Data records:
----------------
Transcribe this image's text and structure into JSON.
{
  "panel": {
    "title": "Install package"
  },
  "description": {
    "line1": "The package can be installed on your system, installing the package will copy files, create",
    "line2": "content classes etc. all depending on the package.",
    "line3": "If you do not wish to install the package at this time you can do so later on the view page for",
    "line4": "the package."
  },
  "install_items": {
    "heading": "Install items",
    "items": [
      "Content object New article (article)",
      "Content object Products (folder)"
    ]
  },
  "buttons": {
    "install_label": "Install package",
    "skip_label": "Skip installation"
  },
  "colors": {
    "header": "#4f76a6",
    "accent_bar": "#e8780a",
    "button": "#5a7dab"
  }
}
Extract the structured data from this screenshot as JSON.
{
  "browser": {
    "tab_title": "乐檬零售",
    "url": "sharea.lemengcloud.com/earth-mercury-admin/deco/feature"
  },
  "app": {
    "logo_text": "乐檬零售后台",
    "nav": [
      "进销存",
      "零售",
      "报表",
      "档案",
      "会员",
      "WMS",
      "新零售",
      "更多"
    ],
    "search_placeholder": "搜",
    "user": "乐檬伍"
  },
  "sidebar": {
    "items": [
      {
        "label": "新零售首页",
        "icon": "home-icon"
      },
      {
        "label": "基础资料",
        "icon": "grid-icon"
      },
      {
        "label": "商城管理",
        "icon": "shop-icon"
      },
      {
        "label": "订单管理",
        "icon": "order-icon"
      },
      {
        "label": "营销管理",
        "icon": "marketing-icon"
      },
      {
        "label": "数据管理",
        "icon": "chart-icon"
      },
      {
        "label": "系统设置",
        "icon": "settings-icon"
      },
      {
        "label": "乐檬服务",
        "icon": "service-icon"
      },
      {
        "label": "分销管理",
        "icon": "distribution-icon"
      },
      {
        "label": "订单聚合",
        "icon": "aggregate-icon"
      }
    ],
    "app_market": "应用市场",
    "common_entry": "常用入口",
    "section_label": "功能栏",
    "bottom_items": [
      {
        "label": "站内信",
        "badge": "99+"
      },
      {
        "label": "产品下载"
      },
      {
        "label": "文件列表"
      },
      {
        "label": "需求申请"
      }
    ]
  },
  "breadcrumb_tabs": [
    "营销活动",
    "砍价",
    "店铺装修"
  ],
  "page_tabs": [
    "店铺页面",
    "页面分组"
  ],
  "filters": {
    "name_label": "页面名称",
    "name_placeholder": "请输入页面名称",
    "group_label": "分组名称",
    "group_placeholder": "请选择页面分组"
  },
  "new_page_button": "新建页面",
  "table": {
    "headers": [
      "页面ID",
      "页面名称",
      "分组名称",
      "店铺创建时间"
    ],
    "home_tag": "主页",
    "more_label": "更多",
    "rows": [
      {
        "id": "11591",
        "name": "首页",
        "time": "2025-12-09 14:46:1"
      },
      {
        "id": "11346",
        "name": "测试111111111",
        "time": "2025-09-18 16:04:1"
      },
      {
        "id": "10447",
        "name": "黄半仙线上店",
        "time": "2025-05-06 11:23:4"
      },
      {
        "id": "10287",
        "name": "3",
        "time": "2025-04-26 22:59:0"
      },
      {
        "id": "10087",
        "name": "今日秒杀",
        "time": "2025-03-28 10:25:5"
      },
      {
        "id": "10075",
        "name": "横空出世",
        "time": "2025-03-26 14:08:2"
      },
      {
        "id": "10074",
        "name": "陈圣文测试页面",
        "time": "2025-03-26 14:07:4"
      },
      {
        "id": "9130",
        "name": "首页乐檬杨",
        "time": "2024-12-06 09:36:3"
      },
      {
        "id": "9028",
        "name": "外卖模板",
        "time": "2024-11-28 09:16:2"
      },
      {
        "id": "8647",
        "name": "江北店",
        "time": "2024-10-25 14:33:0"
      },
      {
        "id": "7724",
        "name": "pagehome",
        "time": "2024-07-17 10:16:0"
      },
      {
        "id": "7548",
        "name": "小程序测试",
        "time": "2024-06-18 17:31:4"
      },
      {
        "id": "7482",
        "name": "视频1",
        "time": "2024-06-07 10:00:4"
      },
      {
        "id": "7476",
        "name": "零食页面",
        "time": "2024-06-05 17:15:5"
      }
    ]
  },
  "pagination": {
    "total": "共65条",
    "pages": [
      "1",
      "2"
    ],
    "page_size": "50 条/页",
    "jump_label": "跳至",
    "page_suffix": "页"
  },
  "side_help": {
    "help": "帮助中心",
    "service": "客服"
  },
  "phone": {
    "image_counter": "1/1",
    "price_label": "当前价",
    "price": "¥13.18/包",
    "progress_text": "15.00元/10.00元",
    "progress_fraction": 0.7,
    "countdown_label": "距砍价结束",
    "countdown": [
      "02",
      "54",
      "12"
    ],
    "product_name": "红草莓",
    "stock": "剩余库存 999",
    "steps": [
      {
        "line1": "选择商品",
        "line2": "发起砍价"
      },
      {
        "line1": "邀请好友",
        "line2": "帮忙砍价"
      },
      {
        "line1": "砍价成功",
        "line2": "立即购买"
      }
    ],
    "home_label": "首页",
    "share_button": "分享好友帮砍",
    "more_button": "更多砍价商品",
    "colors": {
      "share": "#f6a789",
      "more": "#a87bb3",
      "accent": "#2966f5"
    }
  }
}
----------------
▶ **INSTRUCTION**: Return every record above exactly as it appears.

▶ **RESULT FOR THIS EXERCISE**:
Transcribe this image's text and structure into JSON.
{
  "panel": {
    "title": "Install package"
  },
  "description": {
    "line1": "The package can be installed on your system, installing the package will copy files, create",
    "line2": "content classes etc. all depending on the package.",
    "line3": "If you do not wish to install the package at this time you can do so later on the view page for",
    "line4": "the package."
  },
  "install_items": {
    "heading": "Install items",
    "items": [
      "Content object New article (article)",
      "Content object Products (folder)"
    ]
  },
  "buttons": {
    "install_label": "Install package",
    "skip_label": "Skip installation"
  },
  "colors": {
    "header": "#4f76a6",
    "accent_bar": "#e8780a",
    "button": "#5a7dab"
  }
}
Extract the structured data from this screenshot as JSON.
{
  "browser": {
    "tab_title": "乐檬零售",
    "url": "sharea.lemengcloud.com/earth-mercury-admin/deco/feature"
  },
  "app": {
    "logo_text": "乐檬零售后台",
    "nav": [
      "进销存",
      "零售",
      "报表",
      "档案",
      "会员",
      "WMS",
      "新零售",
      "更多"
    ],
    "search_placeholder": "搜",
    "user": "乐檬伍"
  },
  "sidebar": {
    "items": [
      {
        "label": "新零售首页",
        "icon": "home-icon"
      },
      {
        "label": "基础资料",
        "icon": "grid-icon"
      },
      {
        "label": "商城管理",
        "icon": "shop-icon"
      },
      {
        "label": "订单管理",
        "icon": "order-icon"
      },
      {
        "label": "营销管理",
        "icon": "marketing-icon"
      },
      {
        "label": "数据管理",
        "icon": "chart-icon"
      },
      {
        "label": "系统设置",
        "icon": "settings-icon"
      },
      {
        "label": "乐檬服务",
        "icon": "service-icon"
      },
      {
        "label": "分销管理",
        "icon": "distribution-icon"
      },
      {
        "label": "订单聚合",
        "icon": "aggregate-icon"
      }
    ],
    "app_market": "应用市场",
    "common_entry": "常用入口",
    "section_label": "功能栏",
    "bottom_items": [
      {
        "label": "站内信",
        "badge": "99+"
      },
      {
        "label": "产品下载"
      },
      {
        "label": "文件列表"
      },
      {
        "label": "需求申请"
      }
    ]
  },
  "breadcrumb_tabs": [
    "营销活动",
    "砍价",
    "店铺装修"
  ],
  "page_tabs": [
    "店铺页面",
    "页面分组"
  ],
  "filters": {
    "name_label": "页面名称",
    "name_placeholder": "请输入页面名称",
    "group_label": "分组名称",
    "group_placeholder": "请选择页面分组"
  },
  "new_page_button": "新建页面",
  "table": {
    "headers": [
      "页面ID",
      "页面名称",
      "分组名称",
      "店铺创建时间"
    ],
    "home_tag": "主页",
    "more_label": "更多",
    "rows": [
      {
        "id": "11591",
        "name": "首页",
        "time": "2025-12-09 14:46:1"
      },
      {
        "id": "11346",
        "name": "测试111111111",
        "time": "2025-09-18 16:04:1"
      },
      {
        "id": "10447",
        "name": "黄半仙线上店",
        "time": "2025-05-06 11:23:4"
      },
      {
        "id": "10287",
        "name": "3",
        "time": "2025-04-26 22:59:0"
      },
      {
        "id": "10087",
        "name": "今日秒杀",
        "time": "2025-03-28 10:25:5"
      },
      {
        "id": "10075",
        "name": "横空出世",
        "time": "2025-03-26 14:08:2"
      },
      {
        "id": "10074",
        "name": "陈圣文测试页面",
        "time": "2025-03-26 14:07:4"
      },
      {
        "id": "9130",
        "name": "首页乐檬杨",
        "time": "2024-12-06 09:36:3"
      },
      {
        "id": "9028",
        "name": "外卖模板",
        "time": "2024-11-28 09:16:2"
      },
      {
        "id": "8647",
        "name": "江北店",
        "time": "2024-10-25 14:33:0"
      },
      {
        "id": "7724",
        "name": "pagehome",
        "time": "2024-07-17 10:16:0"
      },
      {
        "id": "7548",
        "name": "小程序测试",
        "time": "2024-06-18 17:31:4"
      },
      {
        "id": "7482",
        "name": "视频1",
        "time": "2024-06-07 10:00:4"
      },
      {
        "id": "7476",
        "name": "零食页面",
        "time": "2024-06-05 17:15:5"
      }
    ]
  },
  "pagination": {
    "total": "共65条",
    "pages": [
      "1",
      "2"
    ],
    "page_size": "50 条/页",
    "jump_label": "跳至",
    "page_suffix": "页"
  },
  "side_help": {
    "help": "帮助中心",
    "service": "客服"
  },
  "phone": {
    "image_counter": "1/1",
    "price_label": "当前价",
    "price": "¥13.18/包",
    "progress_text": "15.00元/10.00元",
    "progress_fraction": 0.7,
    "countdown_label": "距砍价结束",
    "countdown": [
      "02",
      "54",
      "12"
    ],
    "product_name": "红草莓",
    "stock": "剩余库存 999",
    "steps": [
      {
        "line1": "选择商品",
        "line2": "发起砍价"
      },
      {
        "line1": "邀请好友",
        "line2": "帮忙砍价"
      },
      {
        "line1": "砍价成功",
        "line2": "立即购买"
      }
    ],
    "home_label": "首页",
    "share_button": "分享好友帮砍",
    "more_button": "更多砍价商品",
    "colors": {
      "share": "#f6a789",
      "more": "#a87bb3",
      "accent": "#2966f5"
    }
  }
}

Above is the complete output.